WHAT IS REQUIRED>
In the listing below, find every line containing "cambiamento" and copy it out.

--------------------------------------------------

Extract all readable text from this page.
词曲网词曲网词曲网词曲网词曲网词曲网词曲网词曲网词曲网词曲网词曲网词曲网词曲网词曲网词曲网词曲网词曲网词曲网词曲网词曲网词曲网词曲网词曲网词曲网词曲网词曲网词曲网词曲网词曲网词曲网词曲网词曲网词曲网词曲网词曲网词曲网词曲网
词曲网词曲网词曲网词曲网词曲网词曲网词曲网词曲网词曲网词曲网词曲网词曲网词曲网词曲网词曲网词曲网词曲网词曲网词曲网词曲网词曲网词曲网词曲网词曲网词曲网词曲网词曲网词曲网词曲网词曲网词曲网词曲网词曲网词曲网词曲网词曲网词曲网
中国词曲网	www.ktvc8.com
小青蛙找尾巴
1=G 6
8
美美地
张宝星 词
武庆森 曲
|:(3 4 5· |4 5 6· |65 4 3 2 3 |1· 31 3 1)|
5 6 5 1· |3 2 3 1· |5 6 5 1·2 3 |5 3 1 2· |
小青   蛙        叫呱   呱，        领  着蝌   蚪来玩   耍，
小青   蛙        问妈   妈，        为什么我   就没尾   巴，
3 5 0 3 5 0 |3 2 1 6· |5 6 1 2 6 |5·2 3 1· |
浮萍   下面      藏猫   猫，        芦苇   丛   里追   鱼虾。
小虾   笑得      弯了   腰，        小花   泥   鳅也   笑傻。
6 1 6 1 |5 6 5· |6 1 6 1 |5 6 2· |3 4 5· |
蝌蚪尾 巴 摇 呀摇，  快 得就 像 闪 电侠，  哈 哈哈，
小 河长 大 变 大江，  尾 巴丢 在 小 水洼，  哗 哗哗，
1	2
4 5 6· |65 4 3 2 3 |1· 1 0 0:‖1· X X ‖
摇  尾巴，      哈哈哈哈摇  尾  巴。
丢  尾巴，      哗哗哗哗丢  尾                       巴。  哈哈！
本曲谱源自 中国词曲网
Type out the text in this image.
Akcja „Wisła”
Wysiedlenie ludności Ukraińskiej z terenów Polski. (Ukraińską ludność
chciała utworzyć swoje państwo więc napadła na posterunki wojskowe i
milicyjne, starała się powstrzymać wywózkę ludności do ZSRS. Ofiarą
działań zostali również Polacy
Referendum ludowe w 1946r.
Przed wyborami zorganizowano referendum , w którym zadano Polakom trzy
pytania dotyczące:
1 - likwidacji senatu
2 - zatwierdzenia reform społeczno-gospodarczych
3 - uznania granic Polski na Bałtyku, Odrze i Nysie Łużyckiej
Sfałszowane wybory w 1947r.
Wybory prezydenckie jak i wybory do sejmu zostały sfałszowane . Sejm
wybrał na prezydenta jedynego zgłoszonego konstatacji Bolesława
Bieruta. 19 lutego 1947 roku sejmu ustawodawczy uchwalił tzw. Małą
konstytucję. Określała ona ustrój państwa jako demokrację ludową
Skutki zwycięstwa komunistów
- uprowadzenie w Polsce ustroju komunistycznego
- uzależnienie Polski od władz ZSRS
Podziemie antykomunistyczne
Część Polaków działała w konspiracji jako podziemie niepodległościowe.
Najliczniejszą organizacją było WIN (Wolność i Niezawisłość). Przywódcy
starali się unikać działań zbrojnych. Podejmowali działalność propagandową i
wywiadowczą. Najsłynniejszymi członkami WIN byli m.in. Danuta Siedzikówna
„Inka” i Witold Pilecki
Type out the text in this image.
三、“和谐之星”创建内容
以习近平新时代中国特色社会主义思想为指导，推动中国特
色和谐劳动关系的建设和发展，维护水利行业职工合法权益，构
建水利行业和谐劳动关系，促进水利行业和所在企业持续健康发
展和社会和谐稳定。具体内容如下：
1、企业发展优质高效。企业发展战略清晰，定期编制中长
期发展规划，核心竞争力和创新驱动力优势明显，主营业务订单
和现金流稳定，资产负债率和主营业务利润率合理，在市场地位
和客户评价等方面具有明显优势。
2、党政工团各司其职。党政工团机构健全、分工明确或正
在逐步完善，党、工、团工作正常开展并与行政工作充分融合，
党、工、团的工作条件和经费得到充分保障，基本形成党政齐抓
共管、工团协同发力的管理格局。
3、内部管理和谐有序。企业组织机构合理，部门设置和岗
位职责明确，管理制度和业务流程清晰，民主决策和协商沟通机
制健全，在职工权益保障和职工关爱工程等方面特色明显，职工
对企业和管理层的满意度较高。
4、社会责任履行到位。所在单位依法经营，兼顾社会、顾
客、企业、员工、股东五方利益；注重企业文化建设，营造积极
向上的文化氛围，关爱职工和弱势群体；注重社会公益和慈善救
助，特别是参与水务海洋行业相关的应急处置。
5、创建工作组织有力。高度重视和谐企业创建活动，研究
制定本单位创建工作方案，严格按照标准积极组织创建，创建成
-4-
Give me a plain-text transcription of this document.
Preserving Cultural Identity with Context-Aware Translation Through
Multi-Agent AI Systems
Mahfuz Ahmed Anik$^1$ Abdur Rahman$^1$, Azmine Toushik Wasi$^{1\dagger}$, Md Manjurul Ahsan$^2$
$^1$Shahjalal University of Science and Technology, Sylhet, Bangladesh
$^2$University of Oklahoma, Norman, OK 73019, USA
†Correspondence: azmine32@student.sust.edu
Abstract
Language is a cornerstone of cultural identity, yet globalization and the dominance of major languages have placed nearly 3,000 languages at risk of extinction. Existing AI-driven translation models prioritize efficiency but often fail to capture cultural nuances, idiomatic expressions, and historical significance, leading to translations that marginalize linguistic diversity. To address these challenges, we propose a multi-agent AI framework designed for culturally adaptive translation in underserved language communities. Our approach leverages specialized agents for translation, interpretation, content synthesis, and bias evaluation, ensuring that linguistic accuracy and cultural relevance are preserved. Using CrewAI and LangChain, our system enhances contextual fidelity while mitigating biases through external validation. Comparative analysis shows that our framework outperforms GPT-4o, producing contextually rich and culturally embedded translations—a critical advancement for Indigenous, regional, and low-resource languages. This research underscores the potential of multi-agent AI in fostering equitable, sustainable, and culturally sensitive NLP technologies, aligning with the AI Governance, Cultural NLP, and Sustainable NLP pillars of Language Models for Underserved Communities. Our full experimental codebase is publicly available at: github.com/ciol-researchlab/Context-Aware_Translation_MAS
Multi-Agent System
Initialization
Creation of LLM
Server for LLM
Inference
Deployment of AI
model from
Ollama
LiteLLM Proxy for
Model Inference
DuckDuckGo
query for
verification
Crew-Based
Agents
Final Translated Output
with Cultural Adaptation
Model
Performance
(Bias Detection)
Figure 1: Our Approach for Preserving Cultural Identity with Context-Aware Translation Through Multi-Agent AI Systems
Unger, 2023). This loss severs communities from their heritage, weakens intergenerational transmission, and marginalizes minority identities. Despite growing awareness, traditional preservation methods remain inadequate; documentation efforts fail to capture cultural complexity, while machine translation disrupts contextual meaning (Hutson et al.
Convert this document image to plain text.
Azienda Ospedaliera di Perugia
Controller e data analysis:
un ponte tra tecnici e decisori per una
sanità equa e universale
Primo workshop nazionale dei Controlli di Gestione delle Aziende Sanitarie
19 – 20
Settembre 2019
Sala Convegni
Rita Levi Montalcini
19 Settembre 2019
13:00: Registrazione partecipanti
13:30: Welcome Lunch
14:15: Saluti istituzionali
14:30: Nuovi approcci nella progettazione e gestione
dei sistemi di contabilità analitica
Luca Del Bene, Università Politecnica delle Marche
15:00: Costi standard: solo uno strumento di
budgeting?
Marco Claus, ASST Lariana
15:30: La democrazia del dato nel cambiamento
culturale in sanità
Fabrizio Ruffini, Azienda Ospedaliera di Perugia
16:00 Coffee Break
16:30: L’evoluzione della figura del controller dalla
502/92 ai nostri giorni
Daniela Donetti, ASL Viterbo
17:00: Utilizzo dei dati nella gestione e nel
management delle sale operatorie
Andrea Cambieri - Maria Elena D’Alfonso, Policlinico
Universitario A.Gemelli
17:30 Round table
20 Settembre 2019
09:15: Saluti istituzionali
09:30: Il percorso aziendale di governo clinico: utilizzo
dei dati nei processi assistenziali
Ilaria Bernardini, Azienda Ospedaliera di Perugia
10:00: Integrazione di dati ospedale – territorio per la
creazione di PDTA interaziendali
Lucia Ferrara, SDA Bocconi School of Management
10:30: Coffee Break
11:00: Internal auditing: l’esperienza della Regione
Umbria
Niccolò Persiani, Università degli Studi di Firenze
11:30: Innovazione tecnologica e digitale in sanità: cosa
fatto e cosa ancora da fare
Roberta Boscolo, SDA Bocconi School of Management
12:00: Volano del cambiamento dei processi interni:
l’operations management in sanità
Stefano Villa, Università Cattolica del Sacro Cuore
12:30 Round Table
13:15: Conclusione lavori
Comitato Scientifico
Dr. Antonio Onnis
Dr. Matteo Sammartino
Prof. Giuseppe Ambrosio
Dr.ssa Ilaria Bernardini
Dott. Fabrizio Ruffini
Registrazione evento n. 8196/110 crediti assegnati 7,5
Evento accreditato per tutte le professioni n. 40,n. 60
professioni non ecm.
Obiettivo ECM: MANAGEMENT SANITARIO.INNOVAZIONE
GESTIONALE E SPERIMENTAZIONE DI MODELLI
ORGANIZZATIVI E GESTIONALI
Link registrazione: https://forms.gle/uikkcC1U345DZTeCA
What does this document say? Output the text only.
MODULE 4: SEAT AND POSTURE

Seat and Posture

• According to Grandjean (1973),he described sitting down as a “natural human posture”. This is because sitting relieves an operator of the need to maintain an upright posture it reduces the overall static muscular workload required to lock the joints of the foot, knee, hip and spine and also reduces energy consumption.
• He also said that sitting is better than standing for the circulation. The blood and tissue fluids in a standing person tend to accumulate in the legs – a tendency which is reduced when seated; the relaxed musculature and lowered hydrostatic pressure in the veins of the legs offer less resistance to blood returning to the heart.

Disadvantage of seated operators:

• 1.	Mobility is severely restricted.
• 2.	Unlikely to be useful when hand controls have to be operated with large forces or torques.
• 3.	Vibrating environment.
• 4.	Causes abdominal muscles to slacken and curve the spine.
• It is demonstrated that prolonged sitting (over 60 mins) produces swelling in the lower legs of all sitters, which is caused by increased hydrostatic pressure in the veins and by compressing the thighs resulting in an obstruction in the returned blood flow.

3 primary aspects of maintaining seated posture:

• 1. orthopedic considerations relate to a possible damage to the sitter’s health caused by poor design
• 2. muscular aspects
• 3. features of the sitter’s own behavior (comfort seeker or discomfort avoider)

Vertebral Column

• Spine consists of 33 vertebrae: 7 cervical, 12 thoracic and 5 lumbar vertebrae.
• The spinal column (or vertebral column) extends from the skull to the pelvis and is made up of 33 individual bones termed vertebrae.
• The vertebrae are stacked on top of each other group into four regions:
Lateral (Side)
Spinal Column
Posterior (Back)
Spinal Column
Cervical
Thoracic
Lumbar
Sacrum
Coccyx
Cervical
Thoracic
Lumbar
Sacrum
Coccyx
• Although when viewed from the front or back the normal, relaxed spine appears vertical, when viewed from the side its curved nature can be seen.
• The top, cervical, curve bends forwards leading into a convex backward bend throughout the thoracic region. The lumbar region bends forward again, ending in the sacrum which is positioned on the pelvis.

--------------------------------------------------

SOLUTION BELOW>
15:30: La democrazia del dato nel cambiamento
12:00: Volano del cambiamento dei processi interni:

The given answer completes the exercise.